Raw records
------------------------------------------------------------------------

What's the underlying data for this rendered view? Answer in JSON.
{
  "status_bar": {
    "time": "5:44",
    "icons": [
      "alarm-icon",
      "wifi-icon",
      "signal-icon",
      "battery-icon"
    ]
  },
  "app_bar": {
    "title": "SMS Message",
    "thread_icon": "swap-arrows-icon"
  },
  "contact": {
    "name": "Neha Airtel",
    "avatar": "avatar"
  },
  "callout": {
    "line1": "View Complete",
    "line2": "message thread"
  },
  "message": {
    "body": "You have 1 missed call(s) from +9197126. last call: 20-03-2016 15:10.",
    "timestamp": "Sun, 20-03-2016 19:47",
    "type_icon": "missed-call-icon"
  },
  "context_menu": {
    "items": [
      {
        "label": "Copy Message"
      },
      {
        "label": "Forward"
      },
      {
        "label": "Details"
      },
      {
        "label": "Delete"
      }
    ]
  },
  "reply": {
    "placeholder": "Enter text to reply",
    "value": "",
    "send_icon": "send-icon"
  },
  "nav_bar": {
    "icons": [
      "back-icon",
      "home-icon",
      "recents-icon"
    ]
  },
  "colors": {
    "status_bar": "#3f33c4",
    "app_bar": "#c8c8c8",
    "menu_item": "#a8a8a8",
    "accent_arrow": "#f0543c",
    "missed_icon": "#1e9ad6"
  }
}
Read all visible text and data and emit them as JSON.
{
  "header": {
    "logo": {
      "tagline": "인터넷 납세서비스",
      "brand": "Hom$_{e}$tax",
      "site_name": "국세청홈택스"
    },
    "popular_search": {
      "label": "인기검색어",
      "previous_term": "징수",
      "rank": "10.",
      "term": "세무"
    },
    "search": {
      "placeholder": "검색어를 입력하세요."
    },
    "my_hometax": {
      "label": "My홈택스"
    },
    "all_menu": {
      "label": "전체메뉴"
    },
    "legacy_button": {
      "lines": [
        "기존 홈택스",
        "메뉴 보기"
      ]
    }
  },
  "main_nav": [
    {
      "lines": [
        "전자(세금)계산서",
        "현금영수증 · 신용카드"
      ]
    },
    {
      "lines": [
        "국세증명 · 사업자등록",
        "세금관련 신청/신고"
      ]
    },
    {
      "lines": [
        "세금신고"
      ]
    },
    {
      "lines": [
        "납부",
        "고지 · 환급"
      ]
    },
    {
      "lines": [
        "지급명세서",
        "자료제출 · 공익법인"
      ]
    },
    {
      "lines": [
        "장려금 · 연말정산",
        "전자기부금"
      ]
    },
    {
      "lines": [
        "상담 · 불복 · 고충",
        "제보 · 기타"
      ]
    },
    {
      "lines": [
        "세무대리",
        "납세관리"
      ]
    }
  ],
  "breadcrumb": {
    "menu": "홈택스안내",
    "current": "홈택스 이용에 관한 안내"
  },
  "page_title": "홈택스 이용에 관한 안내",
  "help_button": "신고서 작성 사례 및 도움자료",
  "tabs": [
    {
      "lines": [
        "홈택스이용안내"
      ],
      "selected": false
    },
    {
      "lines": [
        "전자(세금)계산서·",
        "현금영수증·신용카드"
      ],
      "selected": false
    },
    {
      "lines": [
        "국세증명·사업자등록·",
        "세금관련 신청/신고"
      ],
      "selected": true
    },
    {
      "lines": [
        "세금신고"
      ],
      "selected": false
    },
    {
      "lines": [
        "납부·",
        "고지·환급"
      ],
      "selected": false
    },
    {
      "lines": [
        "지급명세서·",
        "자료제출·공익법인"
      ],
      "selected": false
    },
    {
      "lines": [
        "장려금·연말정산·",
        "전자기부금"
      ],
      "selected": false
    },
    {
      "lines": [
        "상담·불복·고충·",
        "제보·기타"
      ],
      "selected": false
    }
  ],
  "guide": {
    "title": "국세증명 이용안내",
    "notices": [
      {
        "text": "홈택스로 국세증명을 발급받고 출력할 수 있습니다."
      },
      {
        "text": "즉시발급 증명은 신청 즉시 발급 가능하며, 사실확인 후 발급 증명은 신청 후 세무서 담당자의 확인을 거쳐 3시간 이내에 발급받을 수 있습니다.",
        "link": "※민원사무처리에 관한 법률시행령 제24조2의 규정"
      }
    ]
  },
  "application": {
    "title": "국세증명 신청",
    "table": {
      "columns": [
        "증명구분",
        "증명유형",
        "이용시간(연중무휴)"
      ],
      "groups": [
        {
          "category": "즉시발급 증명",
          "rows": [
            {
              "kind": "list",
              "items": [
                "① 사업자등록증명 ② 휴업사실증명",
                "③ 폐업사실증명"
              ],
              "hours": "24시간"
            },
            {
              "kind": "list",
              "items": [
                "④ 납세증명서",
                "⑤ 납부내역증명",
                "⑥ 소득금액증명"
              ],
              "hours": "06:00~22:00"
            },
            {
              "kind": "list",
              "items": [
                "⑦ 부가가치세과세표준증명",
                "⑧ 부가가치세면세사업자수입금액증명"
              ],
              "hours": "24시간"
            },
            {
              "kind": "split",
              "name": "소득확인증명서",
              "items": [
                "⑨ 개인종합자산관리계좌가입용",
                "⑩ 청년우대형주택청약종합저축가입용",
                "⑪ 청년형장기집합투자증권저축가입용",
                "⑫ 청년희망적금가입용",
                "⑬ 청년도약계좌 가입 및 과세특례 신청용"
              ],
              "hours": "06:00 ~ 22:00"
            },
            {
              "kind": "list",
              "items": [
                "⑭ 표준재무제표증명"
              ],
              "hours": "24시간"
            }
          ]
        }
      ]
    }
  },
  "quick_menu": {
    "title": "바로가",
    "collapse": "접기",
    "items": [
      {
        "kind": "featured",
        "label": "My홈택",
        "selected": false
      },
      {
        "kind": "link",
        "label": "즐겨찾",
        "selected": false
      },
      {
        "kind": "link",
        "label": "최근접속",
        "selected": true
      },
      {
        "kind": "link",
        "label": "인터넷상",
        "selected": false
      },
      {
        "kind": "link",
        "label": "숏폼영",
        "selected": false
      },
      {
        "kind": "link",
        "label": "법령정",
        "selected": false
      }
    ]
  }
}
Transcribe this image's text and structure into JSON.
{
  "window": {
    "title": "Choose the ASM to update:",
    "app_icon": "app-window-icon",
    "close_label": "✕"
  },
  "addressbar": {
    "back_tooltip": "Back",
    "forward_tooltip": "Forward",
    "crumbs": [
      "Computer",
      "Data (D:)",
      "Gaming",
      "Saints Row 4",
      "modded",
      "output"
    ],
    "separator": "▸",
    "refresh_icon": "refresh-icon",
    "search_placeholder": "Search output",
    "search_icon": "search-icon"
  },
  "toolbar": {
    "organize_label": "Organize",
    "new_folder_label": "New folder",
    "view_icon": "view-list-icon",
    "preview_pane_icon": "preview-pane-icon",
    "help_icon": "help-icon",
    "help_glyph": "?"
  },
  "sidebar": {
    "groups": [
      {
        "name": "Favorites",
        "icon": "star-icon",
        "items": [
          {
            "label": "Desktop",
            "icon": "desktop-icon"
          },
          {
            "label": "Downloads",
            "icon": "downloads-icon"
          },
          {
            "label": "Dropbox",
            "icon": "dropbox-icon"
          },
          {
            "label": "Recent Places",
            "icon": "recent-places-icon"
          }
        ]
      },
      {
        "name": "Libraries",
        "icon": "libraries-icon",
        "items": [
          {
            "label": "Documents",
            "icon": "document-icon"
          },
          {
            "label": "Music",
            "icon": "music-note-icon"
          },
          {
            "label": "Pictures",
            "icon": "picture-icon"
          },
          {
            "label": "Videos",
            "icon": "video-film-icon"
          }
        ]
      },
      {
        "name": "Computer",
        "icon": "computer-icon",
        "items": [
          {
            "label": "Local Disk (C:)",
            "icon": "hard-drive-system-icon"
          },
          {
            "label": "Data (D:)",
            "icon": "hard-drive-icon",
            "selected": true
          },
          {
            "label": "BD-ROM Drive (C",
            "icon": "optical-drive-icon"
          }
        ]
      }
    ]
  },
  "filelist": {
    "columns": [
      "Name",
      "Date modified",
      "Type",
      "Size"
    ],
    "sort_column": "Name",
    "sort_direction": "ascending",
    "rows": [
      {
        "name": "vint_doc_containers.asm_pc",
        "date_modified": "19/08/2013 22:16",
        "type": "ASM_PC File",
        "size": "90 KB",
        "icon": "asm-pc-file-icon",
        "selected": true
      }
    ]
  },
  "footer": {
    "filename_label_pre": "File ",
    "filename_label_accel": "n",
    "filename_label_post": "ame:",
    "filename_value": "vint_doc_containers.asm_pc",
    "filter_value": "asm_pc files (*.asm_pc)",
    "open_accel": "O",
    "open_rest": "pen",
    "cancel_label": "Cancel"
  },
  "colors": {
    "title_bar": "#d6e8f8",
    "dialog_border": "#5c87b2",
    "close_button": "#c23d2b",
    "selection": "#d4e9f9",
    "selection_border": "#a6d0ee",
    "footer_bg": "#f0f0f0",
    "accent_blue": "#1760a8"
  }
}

------------------------------------------------------------------------

- _THE TASK_: Of all the lines in the material above, how many contain the word "output"? Give only the count.

- _FINISHED EXERCISE_: 2